* begin *
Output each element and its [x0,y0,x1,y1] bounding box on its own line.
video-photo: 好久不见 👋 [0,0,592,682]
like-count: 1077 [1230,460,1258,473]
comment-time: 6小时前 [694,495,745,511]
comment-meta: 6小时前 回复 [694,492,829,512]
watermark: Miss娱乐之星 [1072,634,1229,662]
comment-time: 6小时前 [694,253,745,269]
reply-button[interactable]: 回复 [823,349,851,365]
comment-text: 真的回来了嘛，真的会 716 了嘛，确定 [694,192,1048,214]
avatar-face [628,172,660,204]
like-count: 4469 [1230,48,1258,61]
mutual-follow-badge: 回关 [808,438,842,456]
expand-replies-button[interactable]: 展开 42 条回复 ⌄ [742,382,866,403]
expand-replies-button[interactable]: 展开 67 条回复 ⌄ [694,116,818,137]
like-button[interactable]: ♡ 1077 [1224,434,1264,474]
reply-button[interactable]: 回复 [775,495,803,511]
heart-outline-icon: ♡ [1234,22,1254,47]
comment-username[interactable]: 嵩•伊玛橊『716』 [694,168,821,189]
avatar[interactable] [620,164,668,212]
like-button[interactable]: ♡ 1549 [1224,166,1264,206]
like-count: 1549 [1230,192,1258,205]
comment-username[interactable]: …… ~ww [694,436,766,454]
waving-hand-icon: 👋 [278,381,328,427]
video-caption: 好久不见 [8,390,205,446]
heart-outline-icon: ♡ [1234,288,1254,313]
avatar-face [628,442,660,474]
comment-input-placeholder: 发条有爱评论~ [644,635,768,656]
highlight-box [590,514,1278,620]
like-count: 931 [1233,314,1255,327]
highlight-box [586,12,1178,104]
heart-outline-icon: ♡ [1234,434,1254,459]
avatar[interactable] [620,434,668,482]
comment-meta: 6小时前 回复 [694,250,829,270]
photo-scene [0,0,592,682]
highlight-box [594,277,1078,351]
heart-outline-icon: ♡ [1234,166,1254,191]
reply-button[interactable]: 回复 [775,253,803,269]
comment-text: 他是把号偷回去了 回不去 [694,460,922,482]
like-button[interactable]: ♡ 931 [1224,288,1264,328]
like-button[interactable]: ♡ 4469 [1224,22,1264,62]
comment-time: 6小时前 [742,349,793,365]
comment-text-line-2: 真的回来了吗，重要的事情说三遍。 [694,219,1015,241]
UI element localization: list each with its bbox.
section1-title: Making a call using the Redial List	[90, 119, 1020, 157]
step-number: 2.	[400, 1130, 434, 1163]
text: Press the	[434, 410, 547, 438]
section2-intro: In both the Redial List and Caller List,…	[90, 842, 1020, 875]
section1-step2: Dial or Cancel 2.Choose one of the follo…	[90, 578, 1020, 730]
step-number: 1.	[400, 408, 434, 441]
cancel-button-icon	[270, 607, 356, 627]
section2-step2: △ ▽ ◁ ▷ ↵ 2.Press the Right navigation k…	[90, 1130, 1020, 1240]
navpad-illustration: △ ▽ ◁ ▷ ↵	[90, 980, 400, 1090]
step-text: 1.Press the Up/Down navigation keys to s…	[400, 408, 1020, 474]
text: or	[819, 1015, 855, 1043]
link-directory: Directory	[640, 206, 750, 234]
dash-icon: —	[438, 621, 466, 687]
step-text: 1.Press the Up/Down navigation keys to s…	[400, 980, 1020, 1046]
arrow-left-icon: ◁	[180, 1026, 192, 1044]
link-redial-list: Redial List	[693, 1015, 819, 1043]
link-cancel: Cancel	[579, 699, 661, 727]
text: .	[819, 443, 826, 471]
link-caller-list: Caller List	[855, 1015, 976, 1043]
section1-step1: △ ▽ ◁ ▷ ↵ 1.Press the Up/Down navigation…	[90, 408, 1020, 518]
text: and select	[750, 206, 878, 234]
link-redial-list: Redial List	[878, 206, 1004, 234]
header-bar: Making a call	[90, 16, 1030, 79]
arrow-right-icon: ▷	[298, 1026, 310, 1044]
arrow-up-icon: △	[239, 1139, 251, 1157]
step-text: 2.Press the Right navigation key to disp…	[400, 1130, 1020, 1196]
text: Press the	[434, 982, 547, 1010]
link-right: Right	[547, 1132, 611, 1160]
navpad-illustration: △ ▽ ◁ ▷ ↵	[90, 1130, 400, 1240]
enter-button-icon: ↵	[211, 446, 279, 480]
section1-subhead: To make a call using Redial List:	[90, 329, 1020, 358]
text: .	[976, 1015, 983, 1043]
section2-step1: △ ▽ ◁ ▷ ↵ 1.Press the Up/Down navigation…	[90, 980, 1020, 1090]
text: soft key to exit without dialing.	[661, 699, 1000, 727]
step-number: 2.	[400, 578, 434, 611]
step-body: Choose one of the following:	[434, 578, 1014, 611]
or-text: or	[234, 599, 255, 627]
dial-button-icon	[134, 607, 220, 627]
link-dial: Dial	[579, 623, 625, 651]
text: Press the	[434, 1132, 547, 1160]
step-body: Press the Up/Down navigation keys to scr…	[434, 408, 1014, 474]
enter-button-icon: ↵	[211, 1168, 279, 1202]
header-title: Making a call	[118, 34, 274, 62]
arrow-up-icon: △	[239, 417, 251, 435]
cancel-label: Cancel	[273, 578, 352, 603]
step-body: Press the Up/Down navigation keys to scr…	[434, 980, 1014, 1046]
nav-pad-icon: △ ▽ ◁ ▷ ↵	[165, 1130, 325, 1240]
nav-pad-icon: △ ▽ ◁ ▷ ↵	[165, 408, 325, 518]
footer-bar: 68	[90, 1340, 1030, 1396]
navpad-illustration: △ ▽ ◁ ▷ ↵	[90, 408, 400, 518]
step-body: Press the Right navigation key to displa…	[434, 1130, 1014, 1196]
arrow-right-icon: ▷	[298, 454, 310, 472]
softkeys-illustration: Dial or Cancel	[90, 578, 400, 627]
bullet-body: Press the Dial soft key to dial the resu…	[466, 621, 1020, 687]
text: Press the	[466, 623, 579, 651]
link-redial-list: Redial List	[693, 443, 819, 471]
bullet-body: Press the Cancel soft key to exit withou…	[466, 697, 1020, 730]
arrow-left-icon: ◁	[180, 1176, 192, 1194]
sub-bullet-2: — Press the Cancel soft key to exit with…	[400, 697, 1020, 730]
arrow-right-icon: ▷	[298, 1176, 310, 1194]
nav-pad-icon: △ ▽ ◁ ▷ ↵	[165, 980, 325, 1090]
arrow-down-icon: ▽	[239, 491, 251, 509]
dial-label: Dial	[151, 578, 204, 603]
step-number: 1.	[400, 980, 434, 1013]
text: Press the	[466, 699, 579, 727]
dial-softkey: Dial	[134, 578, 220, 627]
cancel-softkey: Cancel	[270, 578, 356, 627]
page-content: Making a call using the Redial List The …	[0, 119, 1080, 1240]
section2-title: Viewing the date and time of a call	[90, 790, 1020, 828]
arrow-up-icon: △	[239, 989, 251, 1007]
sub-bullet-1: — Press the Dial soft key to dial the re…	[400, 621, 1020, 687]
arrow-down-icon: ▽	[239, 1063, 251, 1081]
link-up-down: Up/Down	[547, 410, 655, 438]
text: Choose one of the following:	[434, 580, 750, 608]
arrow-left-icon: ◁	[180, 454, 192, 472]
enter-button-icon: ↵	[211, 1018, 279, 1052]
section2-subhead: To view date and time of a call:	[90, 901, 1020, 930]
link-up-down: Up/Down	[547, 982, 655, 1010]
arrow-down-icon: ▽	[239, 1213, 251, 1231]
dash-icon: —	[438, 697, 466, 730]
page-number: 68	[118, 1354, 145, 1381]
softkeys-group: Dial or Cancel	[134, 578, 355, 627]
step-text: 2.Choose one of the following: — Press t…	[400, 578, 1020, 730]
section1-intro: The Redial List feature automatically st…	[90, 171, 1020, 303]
* end *
Aim of the task: Rewrite the records as a JSON list of strings, one string per line and no blank lines, from the start of the records up to and including the line with "comment-time: 6小时前 [742,349,793,365]".

Output for this exercise:
[
  "Output each element and its [x0,y0,x1,y1] bounding box on its own line.",
  "video-photo: 好久不见 👋 [0,0,592,682]",
  "like-count: 1077 [1230,460,1258,473]",
  "comment-time: 6小时前 [694,495,745,511]",
  "comment-meta: 6小时前 回复 [694,492,829,512]",
  "watermark: Miss娱乐之星 [1072,634,1229,662]",
  "comment-time: 6小时前 [694,253,745,269]",
  "reply-button[interactable]: 回复 [823,349,851,365]",
  "comment-text: 真的回来了嘛，真的会 716 了嘛，确定 [694,192,1048,214]",
  "avatar-face [628,172,660,204]",
  "like-count: 4469 [1230,48,1258,61]",
  "mutual-follow-badge: 回关 [808,438,842,456]",
  "expand-replies-button[interactable]: 展开 42 条回复 ⌄ [742,382,866,403]",
  "expand-replies-button[interactable]: 展开 67 条回复 ⌄ [694,116,818,137]",
  "like-button[interactable]: ♡ 1077 [1224,434,1264,474]",
  "reply-button[interactable]: 回复 [775,495,803,511]",
  "heart-outline-icon: ♡ [1234,22,1254,47]",
  "comment-username[interactable]: 嵩•伊玛橊『716』 [694,168,821,189]",
  "avatar[interactable] [620,164,668,212]",
  "like-button[interactable]: ♡ 1549 [1224,166,1264,206]",
  "like-count: 1549 [1230,192,1258,205]",
  "comment-username[interactable]: …… ~ww [694,436,766,454]",
  "waving-hand-icon: 👋 [278,381,328,427]",
  "video-caption: 好久不见 [8,390,205,446]",
  "heart-outline-icon: ♡ [1234,288,1254,313]",
  "avatar-face [628,442,660,474]",
  "comment-input-placeholder: 发条有爱评论~ [644,635,768,656]",
  "highlight-box [590,514,1278,620]",
  "like-count: 931 [1233,314,1255,327]",
  "highlight-box [586,12,1178,104]",
  "heart-outline-icon: ♡ [1234,434,1254,459]",
  "avatar[interactable] [620,434,668,482]",
  "comment-meta: 6小时前 回复 [694,250,829,270]",
  "photo-scene [0,0,592,682]",
  "highlight-box [594,277,1078,351]",
  "heart-outline-icon: ♡ [1234,166,1254,191]",
  "reply-button[interactable]: 回复 [775,253,803,269]",
  "comment-text: 他是把号偷回去了 回不去 [694,460,922,482]",
  "like-button[interactable]: ♡ 931 [1224,288,1264,328]",
  "like-button[interactable]: ♡ 4469 [1224,22,1264,62]",
  "comment-time: 6小时前 [742,349,793,365]"
]